## Saved data entries
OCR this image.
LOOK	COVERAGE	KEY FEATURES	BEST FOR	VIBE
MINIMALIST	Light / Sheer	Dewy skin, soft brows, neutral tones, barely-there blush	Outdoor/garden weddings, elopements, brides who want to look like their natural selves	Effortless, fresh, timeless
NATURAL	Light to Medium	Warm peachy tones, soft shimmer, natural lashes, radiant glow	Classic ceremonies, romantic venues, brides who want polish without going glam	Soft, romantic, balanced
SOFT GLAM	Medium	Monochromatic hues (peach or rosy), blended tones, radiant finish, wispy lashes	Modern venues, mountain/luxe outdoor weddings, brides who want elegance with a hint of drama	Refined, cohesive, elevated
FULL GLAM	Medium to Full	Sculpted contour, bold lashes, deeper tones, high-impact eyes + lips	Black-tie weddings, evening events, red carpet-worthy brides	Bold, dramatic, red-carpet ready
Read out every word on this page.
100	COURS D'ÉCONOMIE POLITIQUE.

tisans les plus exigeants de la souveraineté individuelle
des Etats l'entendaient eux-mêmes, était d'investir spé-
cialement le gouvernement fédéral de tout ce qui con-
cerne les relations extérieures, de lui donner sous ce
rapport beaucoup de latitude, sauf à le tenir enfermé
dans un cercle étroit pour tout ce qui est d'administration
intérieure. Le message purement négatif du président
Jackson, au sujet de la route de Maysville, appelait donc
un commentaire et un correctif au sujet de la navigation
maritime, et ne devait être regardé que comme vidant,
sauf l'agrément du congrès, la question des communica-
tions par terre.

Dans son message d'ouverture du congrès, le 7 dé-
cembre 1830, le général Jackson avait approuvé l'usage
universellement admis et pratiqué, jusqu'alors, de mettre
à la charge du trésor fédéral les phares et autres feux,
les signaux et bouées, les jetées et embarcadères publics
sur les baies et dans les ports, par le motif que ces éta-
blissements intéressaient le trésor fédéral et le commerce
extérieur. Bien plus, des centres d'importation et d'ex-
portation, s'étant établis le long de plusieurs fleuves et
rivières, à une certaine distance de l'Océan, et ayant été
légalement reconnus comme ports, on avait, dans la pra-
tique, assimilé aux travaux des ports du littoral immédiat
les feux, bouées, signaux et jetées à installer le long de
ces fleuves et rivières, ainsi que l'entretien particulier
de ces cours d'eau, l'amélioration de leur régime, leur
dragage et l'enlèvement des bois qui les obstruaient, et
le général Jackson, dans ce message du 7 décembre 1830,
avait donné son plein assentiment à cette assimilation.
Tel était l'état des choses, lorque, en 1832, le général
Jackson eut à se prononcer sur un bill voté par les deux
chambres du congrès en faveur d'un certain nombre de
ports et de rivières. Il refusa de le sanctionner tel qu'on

## TASK PROMPT
Reproduce each record exactly as it appears.

## RESULT OF THE EXERCISE
OCR this image.
LOOK	COVERAGE	KEY FEATURES	BEST FOR	VIBE
MINIMALIST	Light / Sheer	Dewy skin, soft brows, neutral tones, barely-there blush	Outdoor/garden weddings, elopements, brides who want to look like their natural selves	Effortless, fresh, timeless
NATURAL	Light to Medium	Warm peachy tones, soft shimmer, natural lashes, radiant glow	Classic ceremonies, romantic venues, brides who want polish without going glam	Soft, romantic, balanced
SOFT GLAM	Medium	Monochromatic hues (peach or rosy), blended tones, radiant finish, wispy lashes	Modern venues, mountain/luxe outdoor weddings, brides who want elegance with a hint of drama	Refined, cohesive, elevated
FULL GLAM	Medium to Full	Sculpted contour, bold lashes, deeper tones, high-impact eyes + lips	Black-tie weddings, evening events, red carpet-worthy brides	Bold, dramatic, red-carpet ready
Read out every word on this page.
100	COURS D'ÉCONOMIE POLITIQUE.

tisans les plus exigeants de la souveraineté individuelle
des Etats l'entendaient eux-mêmes, était d'investir spé-
cialement le gouvernement fédéral de tout ce qui con-
cerne les relations extérieures, de lui donner sous ce
rapport beaucoup de latitude, sauf à le tenir enfermé
dans un cercle étroit pour tout ce qui est d'administration
intérieure. Le message purement négatif du président
Jackson, au sujet de la route de Maysville, appelait donc
un commentaire et un correctif au sujet de la navigation
maritime, et ne devait être regardé que comme vidant,
sauf l'agrément du congrès, la question des communica-
tions par terre.

Dans son message d'ouverture du congrès, le 7 dé-
cembre 1830, le général Jackson avait approuvé l'usage
universellement admis et pratiqué, jusqu'alors, de mettre
à la charge du trésor fédéral les phares et autres feux,
les signaux et bouées, les jetées et embarcadères publics
sur les baies et dans les ports, par le motif que ces éta-
blissements intéressaient le trésor fédéral et le commerce
extérieur. Bien plus, des centres d'importation et d'ex-
portation, s'étant établis le long de plusieurs fleuves et
rivières, à une certaine distance de l'Océan, et ayant été
légalement reconnus comme ports, on avait, dans la pra-
tique, assimilé aux travaux des ports du littoral immédiat
les feux, bouées, signaux et jetées à installer le long de
ces fleuves et rivières, ainsi que l'entretien particulier
de ces cours d'eau, l'amélioration de leur régime, leur
dragage et l'enlèvement des bois qui les obstruaient, et
le général Jackson, dans ce message du 7 décembre 1830,
avait donné son plein assentiment à cette assimilation.
Tel était l'état des choses, lorque, en 1832, le général
Jackson eut à se prononcer sur un bill voté par les deux
chambres du congrès en faveur d'un certain nombre de
ports et de rivières. Il refusa de le sanctionner tel qu'on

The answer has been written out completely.